▶ Stored rows:
::::::::::
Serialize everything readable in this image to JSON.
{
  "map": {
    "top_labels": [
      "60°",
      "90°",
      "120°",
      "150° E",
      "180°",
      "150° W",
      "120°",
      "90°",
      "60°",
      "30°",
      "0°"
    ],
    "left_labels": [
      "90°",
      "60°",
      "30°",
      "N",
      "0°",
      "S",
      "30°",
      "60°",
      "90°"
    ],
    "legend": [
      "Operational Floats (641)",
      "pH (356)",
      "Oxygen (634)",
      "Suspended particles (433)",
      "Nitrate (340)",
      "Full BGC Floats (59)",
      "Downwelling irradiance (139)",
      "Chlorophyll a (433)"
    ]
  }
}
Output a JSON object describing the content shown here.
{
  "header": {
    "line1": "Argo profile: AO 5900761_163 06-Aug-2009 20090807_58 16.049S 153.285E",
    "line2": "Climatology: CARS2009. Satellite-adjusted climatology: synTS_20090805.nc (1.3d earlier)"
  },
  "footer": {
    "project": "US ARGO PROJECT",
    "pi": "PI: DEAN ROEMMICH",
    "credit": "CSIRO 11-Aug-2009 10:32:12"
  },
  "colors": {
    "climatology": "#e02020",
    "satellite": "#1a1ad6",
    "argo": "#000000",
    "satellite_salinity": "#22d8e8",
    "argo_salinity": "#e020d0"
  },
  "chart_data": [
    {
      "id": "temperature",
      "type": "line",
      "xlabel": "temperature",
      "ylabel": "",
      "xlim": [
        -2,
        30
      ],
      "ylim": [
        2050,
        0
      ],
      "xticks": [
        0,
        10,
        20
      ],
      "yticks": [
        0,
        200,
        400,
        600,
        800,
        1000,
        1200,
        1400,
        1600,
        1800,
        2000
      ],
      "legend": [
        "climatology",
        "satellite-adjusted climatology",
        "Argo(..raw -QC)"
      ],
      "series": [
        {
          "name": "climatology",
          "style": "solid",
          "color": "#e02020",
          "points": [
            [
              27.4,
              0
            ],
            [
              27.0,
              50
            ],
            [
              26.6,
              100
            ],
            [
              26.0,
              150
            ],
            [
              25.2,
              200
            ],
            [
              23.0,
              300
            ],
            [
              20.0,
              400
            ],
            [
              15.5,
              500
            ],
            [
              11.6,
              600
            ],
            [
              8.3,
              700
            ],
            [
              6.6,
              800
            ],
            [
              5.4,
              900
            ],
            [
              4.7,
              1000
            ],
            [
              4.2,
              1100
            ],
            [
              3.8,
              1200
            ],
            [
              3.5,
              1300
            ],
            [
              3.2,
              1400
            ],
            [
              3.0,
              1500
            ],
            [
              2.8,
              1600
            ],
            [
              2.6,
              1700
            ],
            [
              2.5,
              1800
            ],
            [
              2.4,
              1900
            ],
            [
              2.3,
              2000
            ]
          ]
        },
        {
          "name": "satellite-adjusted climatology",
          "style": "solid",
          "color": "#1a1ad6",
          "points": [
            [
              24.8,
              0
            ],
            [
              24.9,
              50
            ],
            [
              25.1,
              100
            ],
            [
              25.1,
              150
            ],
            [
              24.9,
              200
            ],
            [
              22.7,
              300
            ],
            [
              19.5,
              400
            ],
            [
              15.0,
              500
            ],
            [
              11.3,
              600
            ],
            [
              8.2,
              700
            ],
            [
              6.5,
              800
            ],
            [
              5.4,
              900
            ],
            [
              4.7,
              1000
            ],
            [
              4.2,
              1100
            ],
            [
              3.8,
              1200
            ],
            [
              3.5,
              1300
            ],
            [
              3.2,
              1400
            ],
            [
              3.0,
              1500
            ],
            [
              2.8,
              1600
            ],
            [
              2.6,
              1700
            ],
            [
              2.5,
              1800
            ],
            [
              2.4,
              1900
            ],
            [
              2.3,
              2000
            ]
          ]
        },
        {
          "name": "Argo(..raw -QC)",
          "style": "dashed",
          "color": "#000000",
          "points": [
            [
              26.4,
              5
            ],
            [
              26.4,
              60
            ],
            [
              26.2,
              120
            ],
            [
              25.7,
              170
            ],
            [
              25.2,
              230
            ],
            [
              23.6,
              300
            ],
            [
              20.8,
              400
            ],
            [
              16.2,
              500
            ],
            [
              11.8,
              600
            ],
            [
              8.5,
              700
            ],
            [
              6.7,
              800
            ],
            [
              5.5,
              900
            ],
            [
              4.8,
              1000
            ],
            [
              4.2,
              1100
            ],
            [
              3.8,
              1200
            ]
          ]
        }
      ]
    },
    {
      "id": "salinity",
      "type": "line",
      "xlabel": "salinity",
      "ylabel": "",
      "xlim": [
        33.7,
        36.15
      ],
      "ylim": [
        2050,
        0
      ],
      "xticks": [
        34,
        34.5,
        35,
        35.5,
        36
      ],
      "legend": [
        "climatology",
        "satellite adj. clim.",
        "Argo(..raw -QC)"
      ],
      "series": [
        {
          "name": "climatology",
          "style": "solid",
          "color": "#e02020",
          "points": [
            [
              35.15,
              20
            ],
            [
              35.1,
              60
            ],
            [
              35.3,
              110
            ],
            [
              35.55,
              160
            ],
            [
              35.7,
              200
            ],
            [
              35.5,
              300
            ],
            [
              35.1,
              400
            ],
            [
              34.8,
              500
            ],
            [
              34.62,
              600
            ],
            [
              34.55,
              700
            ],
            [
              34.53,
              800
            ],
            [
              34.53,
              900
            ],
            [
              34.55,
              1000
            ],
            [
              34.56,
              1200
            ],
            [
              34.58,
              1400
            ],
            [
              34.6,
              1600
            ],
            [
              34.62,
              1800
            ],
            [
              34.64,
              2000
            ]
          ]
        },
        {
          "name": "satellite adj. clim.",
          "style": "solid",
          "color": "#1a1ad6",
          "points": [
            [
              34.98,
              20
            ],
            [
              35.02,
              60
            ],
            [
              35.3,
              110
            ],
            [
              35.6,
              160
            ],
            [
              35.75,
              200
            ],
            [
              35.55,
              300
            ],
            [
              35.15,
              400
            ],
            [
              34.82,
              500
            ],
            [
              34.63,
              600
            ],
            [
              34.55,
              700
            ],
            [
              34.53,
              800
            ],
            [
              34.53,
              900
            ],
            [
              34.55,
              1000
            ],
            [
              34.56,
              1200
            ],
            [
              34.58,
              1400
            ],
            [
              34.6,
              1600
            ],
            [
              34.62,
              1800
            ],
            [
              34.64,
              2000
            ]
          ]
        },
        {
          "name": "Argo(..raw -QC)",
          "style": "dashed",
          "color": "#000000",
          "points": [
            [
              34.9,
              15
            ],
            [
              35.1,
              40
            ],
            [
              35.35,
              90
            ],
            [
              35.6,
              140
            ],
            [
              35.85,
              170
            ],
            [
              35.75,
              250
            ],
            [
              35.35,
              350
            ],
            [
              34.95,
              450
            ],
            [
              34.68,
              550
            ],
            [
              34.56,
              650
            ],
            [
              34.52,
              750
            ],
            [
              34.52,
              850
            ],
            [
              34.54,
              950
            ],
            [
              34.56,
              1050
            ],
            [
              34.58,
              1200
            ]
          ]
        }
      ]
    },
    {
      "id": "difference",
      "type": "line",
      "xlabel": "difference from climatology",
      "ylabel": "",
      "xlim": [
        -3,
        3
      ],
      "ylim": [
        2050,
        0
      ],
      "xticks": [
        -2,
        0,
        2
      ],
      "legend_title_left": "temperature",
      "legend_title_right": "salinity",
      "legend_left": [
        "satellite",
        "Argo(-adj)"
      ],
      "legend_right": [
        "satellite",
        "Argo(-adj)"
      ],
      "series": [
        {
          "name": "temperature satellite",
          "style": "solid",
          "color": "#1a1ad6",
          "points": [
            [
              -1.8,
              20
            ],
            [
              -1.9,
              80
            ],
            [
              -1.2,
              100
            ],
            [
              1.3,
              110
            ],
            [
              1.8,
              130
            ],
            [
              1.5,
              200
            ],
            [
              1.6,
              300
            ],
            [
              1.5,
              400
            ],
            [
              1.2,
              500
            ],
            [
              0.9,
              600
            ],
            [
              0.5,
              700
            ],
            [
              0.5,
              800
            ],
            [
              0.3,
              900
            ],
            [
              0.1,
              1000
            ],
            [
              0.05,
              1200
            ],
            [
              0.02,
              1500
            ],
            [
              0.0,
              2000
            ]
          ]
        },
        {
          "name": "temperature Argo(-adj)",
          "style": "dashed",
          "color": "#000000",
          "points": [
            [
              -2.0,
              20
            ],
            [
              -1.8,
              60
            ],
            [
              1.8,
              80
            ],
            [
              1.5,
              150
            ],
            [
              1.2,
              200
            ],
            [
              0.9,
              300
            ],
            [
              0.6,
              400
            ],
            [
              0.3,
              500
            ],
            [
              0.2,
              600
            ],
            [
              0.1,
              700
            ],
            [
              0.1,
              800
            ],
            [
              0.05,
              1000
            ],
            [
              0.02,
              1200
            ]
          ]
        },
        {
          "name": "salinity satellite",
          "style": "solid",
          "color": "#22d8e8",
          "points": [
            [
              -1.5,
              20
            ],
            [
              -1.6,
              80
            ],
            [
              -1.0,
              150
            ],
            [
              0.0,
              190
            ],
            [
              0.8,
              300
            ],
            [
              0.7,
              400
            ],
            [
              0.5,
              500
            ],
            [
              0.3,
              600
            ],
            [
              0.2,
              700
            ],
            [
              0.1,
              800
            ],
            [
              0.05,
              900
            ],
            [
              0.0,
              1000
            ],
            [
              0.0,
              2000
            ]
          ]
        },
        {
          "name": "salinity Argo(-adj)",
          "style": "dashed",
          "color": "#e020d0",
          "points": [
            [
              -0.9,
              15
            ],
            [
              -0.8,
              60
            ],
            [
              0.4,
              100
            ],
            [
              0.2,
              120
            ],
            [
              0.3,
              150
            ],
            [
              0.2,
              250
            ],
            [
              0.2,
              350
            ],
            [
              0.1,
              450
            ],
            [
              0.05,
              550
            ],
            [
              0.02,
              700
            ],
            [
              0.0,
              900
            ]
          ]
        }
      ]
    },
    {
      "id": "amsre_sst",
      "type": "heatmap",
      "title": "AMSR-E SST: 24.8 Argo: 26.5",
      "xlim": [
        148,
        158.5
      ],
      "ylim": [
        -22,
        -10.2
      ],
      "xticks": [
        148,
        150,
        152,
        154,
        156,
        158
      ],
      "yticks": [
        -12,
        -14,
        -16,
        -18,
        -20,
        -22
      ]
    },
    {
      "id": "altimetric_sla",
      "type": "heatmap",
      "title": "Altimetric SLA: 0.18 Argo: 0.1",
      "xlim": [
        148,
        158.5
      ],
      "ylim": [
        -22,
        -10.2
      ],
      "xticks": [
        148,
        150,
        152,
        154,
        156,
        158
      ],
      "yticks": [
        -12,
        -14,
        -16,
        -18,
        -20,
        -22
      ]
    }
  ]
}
::::::::::
▶ Task to carry out: Go through the data and count each line that has the word "JSON", then give the total alone.

▶ Written response: 2